→ What is expected: Exclude the pictures, then copy all remaining records exactly.
— START —
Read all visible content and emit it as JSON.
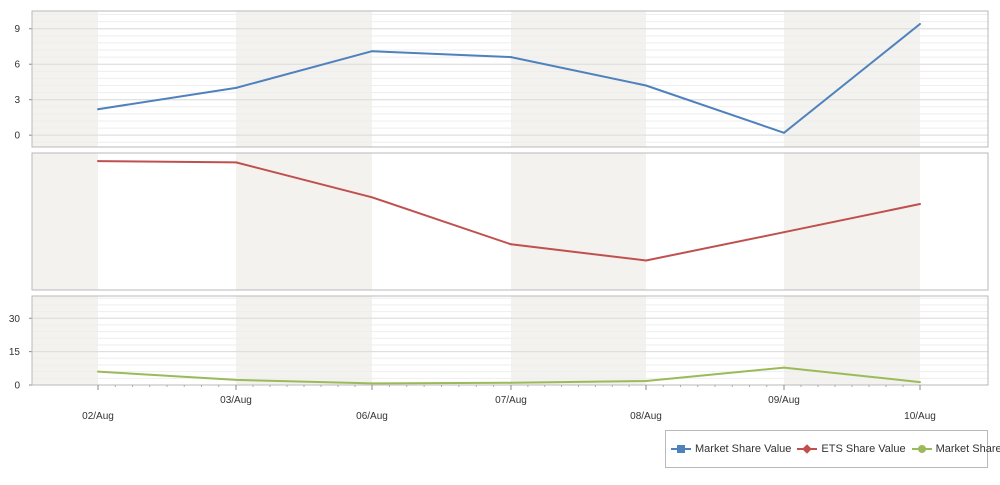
{
  "chart_data": {
    "type": "line",
    "categories": [
      "02/Aug",
      "03/Aug",
      "06/Aug",
      "07/Aug",
      "08/Aug",
      "09/Aug",
      "10/Aug"
    ],
    "panes": [
      {
        "series": [
          {
            "name": "Market Share Value",
            "values": [
              2.2,
              4.0,
              7.1,
              6.6,
              4.2,
              0.2,
              9.4
            ]
          }
        ],
        "ylim": [
          -1,
          10.5
        ],
        "yticks": [
          0,
          3,
          6,
          9
        ]
      },
      {
        "series": [
          {
            "name": "ETS Share Value",
            "values": [
              9.6,
              9.5,
              6.9,
              3.4,
              2.2,
              4.3,
              6.4
            ]
          }
        ],
        "ylim": [
          0,
          10.2
        ],
        "yticks": []
      },
      {
        "series": [
          {
            "name": "Market Share",
            "values": [
              6,
              2.3,
              0.7,
              1.0,
              1.8,
              7.8,
              1.3
            ]
          }
        ],
        "ylim": [
          0,
          40
        ],
        "yticks": [
          0,
          15,
          30
        ]
      }
    ],
    "grid": true,
    "legend_position": "bottom-right"
  },
  "colors": {
    "Market Share Value": "#4f81bd",
    "ETS Share Value": "#c0504d",
    "Market Share": "#9bbb59"
  },
  "legend_icons": {
    "Market Share Value": "square",
    "ETS Share Value": "diamond",
    "Market Share": "circle"
  }
}
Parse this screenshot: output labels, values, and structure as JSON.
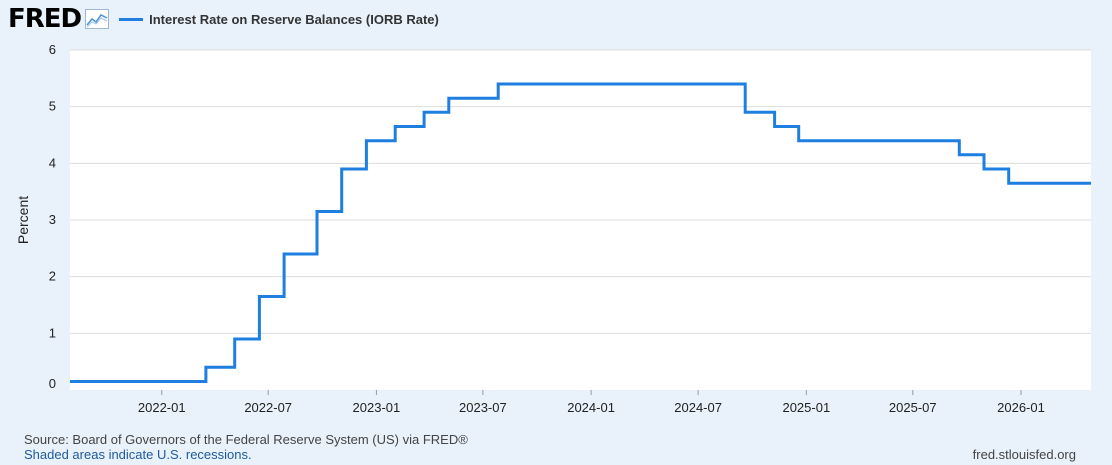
{
  "header": {
    "logo_text": "FRED",
    "logo_icon": "line-graph-icon"
  },
  "colors": {
    "series": "#1f7fe0",
    "background": "#e9f1fa",
    "plot_bg": "#ffffff",
    "grid": "#dddddd"
  },
  "footer": {
    "source": "Source: Board of Governors of the Federal Reserve System (US) via FRED®",
    "recessions": "Shaded areas indicate U.S. recessions.",
    "url": "fred.stlouisfed.org"
  },
  "chart_data": {
    "type": "line",
    "step": true,
    "ylabel": "Percent",
    "ylim": [
      0,
      6
    ],
    "yticks": [
      0,
      1,
      2,
      3,
      4,
      5,
      6
    ],
    "xlim": [
      "2021-07-29",
      "2026-04-30"
    ],
    "xticks": [
      "2022-01",
      "2022-07",
      "2023-01",
      "2023-07",
      "2024-01",
      "2024-07",
      "2025-01",
      "2025-07",
      "2026-01"
    ],
    "grid": true,
    "legend_position": "top",
    "series": [
      {
        "name": "Interest Rate on Reserve Balances (IORB Rate)",
        "points": [
          [
            "2021-07-29",
            0.15
          ],
          [
            "2022-03-17",
            0.4
          ],
          [
            "2022-05-05",
            0.9
          ],
          [
            "2022-06-16",
            1.65
          ],
          [
            "2022-07-28",
            2.4
          ],
          [
            "2022-09-22",
            3.15
          ],
          [
            "2022-11-03",
            3.9
          ],
          [
            "2022-12-15",
            4.4
          ],
          [
            "2023-02-02",
            4.65
          ],
          [
            "2023-03-23",
            4.9
          ],
          [
            "2023-05-04",
            5.15
          ],
          [
            "2023-07-27",
            5.4
          ],
          [
            "2024-09-19",
            4.9
          ],
          [
            "2024-11-08",
            4.65
          ],
          [
            "2024-12-19",
            4.4
          ],
          [
            "2025-09-18",
            4.15
          ],
          [
            "2025-10-30",
            3.9
          ],
          [
            "2025-12-11",
            3.65
          ],
          [
            "2026-04-30",
            3.65
          ]
        ]
      }
    ]
  }
}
— END —
→ Solved exercise:
Read all visible content and emit it as JSON.
{
  "chart_data": {
    "type": "line",
    "categories": [
      "02/Aug",
      "03/Aug",
      "06/Aug",
      "07/Aug",
      "08/Aug",
      "09/Aug",
      "10/Aug"
    ],
    "panes": [
      {
        "series": [
          {
            "name": "Market Share Value",
            "values": [
              2.2,
              4.0,
              7.1,
              6.6,
              4.2,
              0.2,
              9.4
            ]
          }
        ],
        "ylim": [
          -1,
          10.5
        ],
        "yticks": [
          0,
          3,
          6,
          9
        ]
      },
      {
        "series": [
          {
            "name": "ETS Share Value",
            "values": [
              9.6,
              9.5,
              6.9,
              3.4,
              2.2,
              4.3,
              6.4
            ]
          }
        ],
        "ylim": [
          0,
          10.2
        ],
        "yticks": []
      },
      {
        "series": [
          {
            "name": "Market Share",
            "values": [
              6,
              2.3,
              0.7,
              1.0,
              1.8,
              7.8,
              1.3
            ]
          }
        ],
        "ylim": [
          0,
          40
        ],
        "yticks": [
          0,
          15,
          30
        ]
      }
    ],
    "grid": true,
    "legend_position": "bottom-right"
  },
  "colors": {
    "Market Share Value": "#4f81bd",
    "ETS Share Value": "#c0504d",
    "Market Share": "#9bbb59"
  },
  "legend_icons": {
    "Market Share Value": "square",
    "ETS Share Value": "diamond",
    "Market Share": "circle"
  }
}
Parse this screenshot: output labels, values, and structure as JSON.
{
  "header": {
    "logo_text": "FRED",
    "logo_icon": "line-graph-icon"
  },
  "colors": {
    "series": "#1f7fe0",
    "background": "#e9f1fa",
    "plot_bg": "#ffffff",
    "grid": "#dddddd"
  },
  "footer": {
    "source": "Source: Board of Governors of the Federal Reserve System (US) via FRED®",
    "recessions": "Shaded areas indicate U.S. recessions.",
    "url": "fred.stlouisfed.org"
  },
  "chart_data": {
    "type": "line",
    "step": true,
    "ylabel": "Percent",
    "ylim": [
      0,
      6
    ],
    "yticks": [
      0,
      1,
      2,
      3,
      4,
      5,
      6
    ],
    "xlim": [
      "2021-07-29",
      "2026-04-30"
    ],
    "xticks": [
      "2022-01",
      "2022-07",
      "2023-01",
      "2023-07",
      "2024-01",
      "2024-07",
      "2025-01",
      "2025-07",
      "2026-01"
    ],
    "grid": true,
    "legend_position": "top",
    "series": [
      {
        "name": "Interest Rate on Reserve Balances (IORB Rate)",
        "points": [
          [
            "2021-07-29",
            0.15
          ],
          [
            "2022-03-17",
            0.4
          ],
          [
            "2022-05-05",
            0.9
          ],
          [
            "2022-06-16",
            1.65
          ],
          [
            "2022-07-28",
            2.4
          ],
          [
            "2022-09-22",
            3.15
          ],
          [
            "2022-11-03",
            3.9
          ],
          [
            "2022-12-15",
            4.4
          ],
          [
            "2023-02-02",
            4.65
          ],
          [
            "2023-03-23",
            4.9
          ],
          [
            "2023-05-04",
            5.15
          ],
          [
            "2023-07-27",
            5.4
          ],
          [
            "2024-09-19",
            4.9
          ],
          [
            "2024-11-08",
            4.65
          ],
          [
            "2024-12-19",
            4.4
          ],
          [
            "2025-09-18",
            4.15
          ],
          [
            "2025-10-30",
            3.9
          ],
          [
            "2025-12-11",
            3.65
          ],
          [
            "2026-04-30",
            3.65
          ]
        ]
      }
    ]
  }
}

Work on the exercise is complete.